▶ Problem to solve
A line counts if it contains the word "unknown" at least once. State how many such lines the records contain, giving the number alone.

Excerpts from a figure dataset:
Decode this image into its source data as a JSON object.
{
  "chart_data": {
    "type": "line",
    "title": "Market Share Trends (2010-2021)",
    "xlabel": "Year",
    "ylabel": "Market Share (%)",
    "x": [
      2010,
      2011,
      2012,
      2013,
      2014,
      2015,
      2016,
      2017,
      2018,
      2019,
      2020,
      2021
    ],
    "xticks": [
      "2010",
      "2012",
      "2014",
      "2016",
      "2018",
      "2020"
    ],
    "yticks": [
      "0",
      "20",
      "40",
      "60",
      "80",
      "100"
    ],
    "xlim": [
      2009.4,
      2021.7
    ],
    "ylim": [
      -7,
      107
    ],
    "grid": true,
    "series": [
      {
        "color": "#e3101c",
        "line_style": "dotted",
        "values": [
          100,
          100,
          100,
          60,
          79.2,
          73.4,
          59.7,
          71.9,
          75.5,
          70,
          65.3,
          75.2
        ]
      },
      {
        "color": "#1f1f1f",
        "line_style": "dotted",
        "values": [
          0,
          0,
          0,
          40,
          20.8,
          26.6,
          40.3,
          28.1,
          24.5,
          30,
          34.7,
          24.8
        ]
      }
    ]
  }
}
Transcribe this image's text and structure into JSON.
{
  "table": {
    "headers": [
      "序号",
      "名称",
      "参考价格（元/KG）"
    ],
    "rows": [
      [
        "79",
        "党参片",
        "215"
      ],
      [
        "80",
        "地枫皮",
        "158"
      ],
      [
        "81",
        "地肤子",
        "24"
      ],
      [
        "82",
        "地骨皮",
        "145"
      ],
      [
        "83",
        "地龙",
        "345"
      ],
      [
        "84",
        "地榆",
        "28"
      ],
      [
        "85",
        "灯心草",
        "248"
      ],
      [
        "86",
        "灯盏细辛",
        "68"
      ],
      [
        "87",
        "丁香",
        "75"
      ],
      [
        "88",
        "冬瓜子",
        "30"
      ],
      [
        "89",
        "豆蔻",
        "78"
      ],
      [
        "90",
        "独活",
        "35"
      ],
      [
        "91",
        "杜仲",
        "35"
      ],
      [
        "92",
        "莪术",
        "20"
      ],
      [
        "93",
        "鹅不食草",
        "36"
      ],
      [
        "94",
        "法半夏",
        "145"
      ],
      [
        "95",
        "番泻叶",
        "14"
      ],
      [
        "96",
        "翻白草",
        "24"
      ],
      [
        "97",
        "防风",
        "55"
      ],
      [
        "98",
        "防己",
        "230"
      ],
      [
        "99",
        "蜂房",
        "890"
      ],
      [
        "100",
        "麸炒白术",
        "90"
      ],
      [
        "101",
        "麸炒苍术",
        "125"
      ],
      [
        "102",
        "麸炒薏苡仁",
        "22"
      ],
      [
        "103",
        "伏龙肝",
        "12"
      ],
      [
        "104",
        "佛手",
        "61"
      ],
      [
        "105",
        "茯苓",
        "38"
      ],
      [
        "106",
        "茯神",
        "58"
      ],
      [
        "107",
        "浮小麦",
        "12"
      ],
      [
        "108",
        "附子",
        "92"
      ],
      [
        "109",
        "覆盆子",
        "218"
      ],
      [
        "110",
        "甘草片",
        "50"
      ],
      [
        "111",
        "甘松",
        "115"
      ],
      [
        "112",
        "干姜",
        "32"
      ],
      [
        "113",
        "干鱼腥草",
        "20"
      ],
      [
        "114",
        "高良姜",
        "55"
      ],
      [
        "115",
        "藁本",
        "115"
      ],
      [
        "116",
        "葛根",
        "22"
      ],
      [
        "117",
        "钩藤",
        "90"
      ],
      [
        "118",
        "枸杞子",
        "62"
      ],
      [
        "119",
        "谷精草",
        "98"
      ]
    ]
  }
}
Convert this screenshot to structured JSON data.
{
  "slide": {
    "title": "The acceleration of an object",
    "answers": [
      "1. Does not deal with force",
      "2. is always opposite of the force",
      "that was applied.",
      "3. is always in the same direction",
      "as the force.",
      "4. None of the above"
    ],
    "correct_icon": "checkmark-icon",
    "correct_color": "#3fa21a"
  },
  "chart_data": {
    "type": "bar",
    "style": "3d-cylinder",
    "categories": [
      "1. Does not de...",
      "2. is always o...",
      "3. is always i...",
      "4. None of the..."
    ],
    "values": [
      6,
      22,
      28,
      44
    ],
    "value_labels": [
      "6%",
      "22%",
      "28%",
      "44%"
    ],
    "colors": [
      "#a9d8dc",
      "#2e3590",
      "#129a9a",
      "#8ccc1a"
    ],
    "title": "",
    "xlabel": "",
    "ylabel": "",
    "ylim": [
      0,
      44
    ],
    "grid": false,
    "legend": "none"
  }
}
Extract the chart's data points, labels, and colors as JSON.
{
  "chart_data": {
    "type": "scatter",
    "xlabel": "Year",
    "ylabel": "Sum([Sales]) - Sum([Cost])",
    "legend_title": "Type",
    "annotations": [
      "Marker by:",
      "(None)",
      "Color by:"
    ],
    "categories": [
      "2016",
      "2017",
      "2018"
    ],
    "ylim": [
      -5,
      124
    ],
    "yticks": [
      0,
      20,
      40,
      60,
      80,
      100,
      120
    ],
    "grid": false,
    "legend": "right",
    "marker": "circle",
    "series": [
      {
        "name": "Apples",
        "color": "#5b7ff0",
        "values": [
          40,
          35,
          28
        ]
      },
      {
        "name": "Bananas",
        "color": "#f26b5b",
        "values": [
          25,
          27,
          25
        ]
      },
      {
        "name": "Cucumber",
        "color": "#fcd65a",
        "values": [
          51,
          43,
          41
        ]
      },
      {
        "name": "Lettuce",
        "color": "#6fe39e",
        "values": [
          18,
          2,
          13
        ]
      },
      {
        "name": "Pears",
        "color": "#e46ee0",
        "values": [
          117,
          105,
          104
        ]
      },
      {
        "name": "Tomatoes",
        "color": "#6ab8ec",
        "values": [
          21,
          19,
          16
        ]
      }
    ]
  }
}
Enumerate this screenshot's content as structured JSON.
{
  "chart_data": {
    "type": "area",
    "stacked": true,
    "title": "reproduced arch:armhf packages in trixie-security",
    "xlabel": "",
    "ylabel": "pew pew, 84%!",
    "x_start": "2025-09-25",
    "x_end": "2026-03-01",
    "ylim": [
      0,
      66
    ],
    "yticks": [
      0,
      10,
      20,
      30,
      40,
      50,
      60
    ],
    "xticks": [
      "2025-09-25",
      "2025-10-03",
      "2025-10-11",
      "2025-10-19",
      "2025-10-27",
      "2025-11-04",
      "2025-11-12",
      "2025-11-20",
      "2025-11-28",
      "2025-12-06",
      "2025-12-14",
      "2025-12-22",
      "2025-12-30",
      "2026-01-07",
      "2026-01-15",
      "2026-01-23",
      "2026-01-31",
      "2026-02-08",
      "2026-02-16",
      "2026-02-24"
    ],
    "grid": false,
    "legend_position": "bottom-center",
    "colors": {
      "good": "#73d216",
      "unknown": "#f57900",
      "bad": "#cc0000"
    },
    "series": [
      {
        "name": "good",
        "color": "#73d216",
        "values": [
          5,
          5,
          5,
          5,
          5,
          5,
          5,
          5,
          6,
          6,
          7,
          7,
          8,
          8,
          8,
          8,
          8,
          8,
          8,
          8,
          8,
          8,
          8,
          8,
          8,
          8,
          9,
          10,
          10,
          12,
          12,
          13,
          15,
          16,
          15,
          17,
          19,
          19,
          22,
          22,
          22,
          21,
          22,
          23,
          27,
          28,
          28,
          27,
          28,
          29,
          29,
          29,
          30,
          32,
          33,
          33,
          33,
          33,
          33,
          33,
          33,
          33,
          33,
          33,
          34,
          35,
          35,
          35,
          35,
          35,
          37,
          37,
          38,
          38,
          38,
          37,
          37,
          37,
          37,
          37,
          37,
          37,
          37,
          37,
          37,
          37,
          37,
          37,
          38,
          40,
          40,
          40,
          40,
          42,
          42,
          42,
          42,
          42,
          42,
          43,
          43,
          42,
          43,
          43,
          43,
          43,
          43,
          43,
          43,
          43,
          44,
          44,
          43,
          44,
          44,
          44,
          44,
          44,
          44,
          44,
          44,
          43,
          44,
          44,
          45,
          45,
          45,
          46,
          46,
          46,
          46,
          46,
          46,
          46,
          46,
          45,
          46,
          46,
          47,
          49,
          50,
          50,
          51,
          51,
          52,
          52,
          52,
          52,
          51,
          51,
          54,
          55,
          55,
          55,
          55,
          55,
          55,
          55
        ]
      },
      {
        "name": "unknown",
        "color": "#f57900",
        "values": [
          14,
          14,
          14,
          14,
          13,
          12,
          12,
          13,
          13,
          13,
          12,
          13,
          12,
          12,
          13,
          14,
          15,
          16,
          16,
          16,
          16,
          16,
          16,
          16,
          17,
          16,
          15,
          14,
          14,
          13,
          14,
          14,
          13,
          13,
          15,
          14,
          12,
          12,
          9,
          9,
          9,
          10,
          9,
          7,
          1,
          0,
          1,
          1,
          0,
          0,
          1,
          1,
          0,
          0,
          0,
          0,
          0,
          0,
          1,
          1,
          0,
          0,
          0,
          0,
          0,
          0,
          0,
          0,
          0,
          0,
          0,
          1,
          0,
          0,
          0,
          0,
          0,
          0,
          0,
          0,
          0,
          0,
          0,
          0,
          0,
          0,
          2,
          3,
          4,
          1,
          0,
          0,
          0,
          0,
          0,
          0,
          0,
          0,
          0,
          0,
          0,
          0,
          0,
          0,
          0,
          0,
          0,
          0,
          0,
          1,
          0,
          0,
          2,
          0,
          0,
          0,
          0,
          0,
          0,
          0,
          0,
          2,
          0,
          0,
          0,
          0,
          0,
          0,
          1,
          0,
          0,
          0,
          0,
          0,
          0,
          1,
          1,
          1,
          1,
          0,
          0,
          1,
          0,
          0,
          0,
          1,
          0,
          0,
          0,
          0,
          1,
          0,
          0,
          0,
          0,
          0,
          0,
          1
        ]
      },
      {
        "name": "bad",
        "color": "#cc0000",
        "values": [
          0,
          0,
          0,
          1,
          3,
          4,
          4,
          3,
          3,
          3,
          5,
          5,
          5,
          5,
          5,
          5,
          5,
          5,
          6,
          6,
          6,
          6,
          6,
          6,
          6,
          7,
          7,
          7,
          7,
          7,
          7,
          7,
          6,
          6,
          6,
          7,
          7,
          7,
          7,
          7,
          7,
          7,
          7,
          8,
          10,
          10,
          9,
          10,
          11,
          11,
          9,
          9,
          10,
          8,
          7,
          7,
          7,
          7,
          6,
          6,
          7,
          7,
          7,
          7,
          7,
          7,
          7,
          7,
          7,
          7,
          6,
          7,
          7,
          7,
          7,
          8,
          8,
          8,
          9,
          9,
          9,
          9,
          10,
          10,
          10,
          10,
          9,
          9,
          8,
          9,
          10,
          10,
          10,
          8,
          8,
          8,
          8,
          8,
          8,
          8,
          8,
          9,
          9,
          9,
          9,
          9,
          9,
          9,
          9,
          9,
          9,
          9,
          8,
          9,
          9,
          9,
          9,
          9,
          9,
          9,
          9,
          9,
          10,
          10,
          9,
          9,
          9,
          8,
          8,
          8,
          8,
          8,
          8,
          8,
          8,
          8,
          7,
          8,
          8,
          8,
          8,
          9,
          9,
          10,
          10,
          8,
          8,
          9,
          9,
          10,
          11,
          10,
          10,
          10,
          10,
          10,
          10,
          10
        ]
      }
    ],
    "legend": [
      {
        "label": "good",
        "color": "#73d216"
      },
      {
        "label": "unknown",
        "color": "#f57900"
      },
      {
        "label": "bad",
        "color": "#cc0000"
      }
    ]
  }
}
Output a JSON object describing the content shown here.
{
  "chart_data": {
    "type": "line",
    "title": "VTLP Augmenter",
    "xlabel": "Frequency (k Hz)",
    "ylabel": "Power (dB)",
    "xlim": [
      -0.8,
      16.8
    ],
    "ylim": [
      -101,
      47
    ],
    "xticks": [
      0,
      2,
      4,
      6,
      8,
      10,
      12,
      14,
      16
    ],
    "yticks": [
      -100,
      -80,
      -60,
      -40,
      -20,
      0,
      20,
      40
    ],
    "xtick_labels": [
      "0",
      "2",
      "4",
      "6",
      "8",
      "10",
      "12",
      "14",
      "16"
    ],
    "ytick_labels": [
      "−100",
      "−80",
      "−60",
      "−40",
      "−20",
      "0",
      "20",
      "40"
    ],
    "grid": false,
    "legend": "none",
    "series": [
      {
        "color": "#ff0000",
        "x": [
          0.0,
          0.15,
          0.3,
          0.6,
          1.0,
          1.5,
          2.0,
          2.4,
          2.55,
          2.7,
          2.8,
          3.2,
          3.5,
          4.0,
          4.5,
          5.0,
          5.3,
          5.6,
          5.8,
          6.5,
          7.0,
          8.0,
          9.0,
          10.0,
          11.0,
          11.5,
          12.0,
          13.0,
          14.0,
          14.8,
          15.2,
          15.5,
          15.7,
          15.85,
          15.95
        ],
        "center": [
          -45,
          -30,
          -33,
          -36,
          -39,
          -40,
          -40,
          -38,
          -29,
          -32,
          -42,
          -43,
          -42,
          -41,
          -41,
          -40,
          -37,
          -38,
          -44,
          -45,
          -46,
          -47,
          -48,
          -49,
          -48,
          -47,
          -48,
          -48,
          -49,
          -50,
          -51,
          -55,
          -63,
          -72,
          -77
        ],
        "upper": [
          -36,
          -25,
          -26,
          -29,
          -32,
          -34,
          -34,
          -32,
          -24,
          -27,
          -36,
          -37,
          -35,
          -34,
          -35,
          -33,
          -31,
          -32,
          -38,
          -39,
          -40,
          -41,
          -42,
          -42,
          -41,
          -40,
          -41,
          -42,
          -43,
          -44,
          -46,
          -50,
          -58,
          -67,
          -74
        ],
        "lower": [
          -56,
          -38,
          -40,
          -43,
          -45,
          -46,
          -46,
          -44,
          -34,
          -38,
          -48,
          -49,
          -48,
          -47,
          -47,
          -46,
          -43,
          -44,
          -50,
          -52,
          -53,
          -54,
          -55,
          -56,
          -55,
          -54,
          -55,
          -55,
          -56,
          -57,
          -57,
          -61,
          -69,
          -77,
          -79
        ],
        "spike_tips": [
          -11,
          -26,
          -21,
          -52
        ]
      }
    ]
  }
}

▶ Result of the task
3